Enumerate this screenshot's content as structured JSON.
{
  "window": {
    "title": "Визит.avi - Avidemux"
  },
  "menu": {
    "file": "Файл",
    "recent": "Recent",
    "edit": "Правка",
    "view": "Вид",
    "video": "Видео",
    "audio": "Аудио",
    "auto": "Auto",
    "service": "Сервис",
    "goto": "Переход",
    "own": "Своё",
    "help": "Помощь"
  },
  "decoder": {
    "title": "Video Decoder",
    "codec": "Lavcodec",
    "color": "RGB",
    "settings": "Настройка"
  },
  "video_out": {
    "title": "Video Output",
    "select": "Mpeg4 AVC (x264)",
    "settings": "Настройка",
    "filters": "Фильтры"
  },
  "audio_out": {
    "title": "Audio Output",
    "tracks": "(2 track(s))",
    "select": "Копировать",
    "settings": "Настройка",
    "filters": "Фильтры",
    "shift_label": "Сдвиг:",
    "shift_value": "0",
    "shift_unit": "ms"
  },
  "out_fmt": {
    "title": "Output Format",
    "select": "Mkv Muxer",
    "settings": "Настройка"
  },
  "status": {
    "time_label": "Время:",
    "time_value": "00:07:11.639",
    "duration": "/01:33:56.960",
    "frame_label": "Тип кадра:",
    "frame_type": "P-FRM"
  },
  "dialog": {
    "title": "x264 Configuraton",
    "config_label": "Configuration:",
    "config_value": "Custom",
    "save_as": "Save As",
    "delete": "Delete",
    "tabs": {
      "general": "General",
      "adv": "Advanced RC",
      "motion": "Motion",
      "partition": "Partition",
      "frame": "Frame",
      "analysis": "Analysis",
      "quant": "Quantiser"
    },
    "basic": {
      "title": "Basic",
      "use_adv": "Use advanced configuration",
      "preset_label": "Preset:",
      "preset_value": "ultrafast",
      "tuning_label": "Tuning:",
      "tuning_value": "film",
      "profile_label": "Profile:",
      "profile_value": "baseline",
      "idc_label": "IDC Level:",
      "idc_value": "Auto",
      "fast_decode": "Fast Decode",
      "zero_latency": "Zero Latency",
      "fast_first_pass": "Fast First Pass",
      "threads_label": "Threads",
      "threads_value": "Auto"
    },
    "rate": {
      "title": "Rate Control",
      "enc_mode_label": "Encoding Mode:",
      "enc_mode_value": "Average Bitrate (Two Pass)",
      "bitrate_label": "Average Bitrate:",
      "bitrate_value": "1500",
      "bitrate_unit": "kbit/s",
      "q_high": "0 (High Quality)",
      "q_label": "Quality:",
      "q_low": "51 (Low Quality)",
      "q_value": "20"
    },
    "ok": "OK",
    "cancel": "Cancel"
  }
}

:::

• [Your instructions]
Above are the records; retype every one exactly.

• [Response to the task]
Enumerate this screenshot's content as structured JSON.
{
  "window": {
    "title": "Визит.avi - Avidemux"
  },
  "menu": {
    "file": "Файл",
    "recent": "Recent",
    "edit": "Правка",
    "view": "Вид",
    "video": "Видео",
    "audio": "Аудио",
    "auto": "Auto",
    "service": "Сервис",
    "goto": "Переход",
    "own": "Своё",
    "help": "Помощь"
  },
  "decoder": {
    "title": "Video Decoder",
    "codec": "Lavcodec",
    "color": "RGB",
    "settings": "Настройка"
  },
  "video_out": {
    "title": "Video Output",
    "select": "Mpeg4 AVC (x264)",
    "settings": "Настройка",
    "filters": "Фильтры"
  },
  "audio_out": {
    "title": "Audio Output",
    "tracks": "(2 track(s))",
    "select": "Копировать",
    "settings": "Настройка",
    "filters": "Фильтры",
    "shift_label": "Сдвиг:",
    "shift_value": "0",
    "shift_unit": "ms"
  },
  "out_fmt": {
    "title": "Output Format",
    "select": "Mkv Muxer",
    "settings": "Настройка"
  },
  "status": {
    "time_label": "Время:",
    "time_value": "00:07:11.639",
    "duration": "/01:33:56.960",
    "frame_label": "Тип кадра:",
    "frame_type": "P-FRM"
  },
  "dialog": {
    "title": "x264 Configuraton",
    "config_label": "Configuration:",
    "config_value": "Custom",
    "save_as": "Save As",
    "delete": "Delete",
    "tabs": {
      "general": "General",
      "adv": "Advanced RC",
      "motion": "Motion",
      "partition": "Partition",
      "frame": "Frame",
      "analysis": "Analysis",
      "quant": "Quantiser"
    },
    "basic": {
      "title": "Basic",
      "use_adv": "Use advanced configuration",
      "preset_label": "Preset:",
      "preset_value": "ultrafast",
      "tuning_label": "Tuning:",
      "tuning_value": "film",
      "profile_label": "Profile:",
      "profile_value": "baseline",
      "idc_label": "IDC Level:",
      "idc_value": "Auto",
      "fast_decode": "Fast Decode",
      "zero_latency": "Zero Latency",
      "fast_first_pass": "Fast First Pass",
      "threads_label": "Threads",
      "threads_value": "Auto"
    },
    "rate": {
      "title": "Rate Control",
      "enc_mode_label": "Encoding Mode:",
      "enc_mode_value": "Average Bitrate (Two Pass)",
      "bitrate_label": "Average Bitrate:",
      "bitrate_value": "1500",
      "bitrate_unit": "kbit/s",
      "q_high": "0 (High Quality)",
      "q_label": "Quality:",
      "q_low": "51 (Low Quality)",
      "q_value": "20"
    },
    "ok": "OK",
    "cancel": "Cancel"
  }
}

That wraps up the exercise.